**Short task:**
Find the lines holding the word "accent" and collect them.

********************

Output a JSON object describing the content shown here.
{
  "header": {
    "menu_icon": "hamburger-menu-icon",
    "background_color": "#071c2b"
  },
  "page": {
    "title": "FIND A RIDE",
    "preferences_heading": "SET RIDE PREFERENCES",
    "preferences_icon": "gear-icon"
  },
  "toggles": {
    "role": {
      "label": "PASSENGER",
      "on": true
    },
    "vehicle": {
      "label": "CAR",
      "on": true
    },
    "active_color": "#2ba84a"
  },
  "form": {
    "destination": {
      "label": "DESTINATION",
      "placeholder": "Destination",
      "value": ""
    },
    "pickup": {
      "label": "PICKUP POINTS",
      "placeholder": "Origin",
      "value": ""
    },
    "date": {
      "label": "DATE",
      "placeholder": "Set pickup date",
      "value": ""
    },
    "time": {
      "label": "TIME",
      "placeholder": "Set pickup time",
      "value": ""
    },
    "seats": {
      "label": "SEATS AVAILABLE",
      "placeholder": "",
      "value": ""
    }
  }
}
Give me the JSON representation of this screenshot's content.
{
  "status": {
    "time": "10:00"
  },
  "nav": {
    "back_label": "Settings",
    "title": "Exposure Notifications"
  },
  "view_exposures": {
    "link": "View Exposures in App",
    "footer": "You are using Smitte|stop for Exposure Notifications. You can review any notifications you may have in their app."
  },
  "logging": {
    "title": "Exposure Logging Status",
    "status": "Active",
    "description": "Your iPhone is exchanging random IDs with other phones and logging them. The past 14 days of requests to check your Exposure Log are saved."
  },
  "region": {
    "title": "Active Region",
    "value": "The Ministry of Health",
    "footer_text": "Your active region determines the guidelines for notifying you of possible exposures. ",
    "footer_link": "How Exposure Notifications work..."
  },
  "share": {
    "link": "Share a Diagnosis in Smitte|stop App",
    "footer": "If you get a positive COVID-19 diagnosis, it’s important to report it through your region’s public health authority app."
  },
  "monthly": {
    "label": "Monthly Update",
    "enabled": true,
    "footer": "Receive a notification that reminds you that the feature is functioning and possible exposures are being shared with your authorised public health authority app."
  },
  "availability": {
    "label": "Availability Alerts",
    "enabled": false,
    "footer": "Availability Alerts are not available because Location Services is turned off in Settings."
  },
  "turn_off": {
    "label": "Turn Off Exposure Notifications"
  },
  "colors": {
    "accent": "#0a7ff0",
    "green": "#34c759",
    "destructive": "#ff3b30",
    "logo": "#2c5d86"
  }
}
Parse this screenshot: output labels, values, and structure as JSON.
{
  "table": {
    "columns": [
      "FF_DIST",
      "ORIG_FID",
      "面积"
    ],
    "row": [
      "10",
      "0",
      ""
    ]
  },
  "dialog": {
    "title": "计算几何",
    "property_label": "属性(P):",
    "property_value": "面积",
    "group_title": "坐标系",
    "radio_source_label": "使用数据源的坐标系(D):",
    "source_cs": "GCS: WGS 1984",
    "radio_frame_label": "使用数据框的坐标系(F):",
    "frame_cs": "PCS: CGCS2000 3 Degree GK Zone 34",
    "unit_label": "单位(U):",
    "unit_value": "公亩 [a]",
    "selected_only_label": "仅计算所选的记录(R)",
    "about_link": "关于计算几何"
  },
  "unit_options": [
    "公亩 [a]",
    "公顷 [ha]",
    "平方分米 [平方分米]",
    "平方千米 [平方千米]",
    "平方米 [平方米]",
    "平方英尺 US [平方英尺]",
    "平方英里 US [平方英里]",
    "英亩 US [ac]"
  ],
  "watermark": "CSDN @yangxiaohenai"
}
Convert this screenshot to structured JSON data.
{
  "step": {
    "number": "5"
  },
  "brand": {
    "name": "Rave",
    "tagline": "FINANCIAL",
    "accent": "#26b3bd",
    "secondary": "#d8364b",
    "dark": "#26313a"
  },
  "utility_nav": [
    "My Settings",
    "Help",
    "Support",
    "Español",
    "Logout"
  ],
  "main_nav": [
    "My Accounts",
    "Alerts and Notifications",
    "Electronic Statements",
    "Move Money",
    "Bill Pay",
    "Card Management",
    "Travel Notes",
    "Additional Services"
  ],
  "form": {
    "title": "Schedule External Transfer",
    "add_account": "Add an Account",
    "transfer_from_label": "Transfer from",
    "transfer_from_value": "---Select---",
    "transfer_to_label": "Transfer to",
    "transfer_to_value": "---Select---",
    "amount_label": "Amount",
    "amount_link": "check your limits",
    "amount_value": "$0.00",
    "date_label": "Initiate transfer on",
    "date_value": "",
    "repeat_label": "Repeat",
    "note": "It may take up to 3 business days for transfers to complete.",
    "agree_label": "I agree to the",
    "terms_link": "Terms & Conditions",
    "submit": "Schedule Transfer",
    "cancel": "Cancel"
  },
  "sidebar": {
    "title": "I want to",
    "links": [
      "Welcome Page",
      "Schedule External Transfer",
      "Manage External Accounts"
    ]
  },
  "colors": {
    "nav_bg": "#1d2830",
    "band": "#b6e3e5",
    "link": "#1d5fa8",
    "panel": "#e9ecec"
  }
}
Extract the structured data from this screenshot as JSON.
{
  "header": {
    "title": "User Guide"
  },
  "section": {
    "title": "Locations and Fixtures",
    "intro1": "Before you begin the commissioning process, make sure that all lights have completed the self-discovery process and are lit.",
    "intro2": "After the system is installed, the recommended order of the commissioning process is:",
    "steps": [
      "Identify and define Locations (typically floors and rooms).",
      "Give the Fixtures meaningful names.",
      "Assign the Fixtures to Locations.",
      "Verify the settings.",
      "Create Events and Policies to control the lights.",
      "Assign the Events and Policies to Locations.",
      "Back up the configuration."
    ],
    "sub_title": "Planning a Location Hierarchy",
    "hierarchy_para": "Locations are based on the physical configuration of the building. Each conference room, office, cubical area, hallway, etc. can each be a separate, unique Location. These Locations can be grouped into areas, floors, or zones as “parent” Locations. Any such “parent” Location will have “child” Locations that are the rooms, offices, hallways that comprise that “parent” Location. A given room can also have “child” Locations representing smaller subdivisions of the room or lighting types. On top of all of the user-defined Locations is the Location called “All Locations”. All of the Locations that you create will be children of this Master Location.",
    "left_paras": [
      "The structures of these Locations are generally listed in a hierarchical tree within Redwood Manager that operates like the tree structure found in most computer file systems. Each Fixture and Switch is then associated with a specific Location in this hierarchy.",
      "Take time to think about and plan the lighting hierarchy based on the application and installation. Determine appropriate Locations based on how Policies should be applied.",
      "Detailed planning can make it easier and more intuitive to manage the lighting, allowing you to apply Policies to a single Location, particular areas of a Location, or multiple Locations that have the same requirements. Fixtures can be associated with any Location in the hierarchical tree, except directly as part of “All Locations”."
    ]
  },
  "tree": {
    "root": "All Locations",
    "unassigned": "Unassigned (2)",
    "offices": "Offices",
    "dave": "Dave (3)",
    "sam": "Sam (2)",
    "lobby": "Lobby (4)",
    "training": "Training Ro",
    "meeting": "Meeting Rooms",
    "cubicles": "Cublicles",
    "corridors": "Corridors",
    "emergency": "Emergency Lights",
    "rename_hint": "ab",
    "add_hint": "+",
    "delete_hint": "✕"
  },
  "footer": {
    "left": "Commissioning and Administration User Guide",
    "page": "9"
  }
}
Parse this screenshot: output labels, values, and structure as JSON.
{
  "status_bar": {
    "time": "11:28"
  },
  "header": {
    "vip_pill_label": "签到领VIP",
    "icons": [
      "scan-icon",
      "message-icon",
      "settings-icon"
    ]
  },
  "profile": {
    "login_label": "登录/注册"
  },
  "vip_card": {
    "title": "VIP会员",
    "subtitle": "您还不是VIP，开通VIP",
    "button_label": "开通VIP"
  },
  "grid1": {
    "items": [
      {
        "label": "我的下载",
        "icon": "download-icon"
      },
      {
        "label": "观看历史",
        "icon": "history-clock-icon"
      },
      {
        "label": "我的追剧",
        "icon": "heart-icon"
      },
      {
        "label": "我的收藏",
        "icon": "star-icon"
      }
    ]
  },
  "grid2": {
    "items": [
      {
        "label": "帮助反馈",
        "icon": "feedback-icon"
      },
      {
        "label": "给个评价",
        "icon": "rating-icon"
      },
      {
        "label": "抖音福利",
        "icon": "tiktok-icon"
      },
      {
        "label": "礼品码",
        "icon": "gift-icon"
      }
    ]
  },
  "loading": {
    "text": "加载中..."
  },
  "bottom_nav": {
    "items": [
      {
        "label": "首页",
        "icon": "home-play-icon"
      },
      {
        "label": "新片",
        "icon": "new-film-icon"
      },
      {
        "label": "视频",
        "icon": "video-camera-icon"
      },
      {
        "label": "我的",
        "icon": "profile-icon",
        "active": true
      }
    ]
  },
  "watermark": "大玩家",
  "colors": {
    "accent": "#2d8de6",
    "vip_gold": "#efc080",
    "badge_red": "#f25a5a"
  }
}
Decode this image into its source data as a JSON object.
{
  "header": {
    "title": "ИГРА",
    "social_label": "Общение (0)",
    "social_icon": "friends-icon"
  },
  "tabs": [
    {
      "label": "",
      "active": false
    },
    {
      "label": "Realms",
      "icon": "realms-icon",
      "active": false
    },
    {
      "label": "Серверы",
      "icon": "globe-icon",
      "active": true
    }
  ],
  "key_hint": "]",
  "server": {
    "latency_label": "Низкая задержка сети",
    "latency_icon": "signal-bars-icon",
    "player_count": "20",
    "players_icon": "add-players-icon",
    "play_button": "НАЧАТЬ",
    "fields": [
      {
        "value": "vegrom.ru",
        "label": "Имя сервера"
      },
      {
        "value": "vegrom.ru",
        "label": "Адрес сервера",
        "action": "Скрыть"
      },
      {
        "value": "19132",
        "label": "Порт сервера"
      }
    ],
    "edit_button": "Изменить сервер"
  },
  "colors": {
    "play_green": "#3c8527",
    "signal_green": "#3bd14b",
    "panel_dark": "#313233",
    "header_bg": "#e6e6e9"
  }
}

********************

**Expected answer:**
    "accent": "#0a7ff0",
    "accent": "#26b3bd",
    "accent": "#2d8de6",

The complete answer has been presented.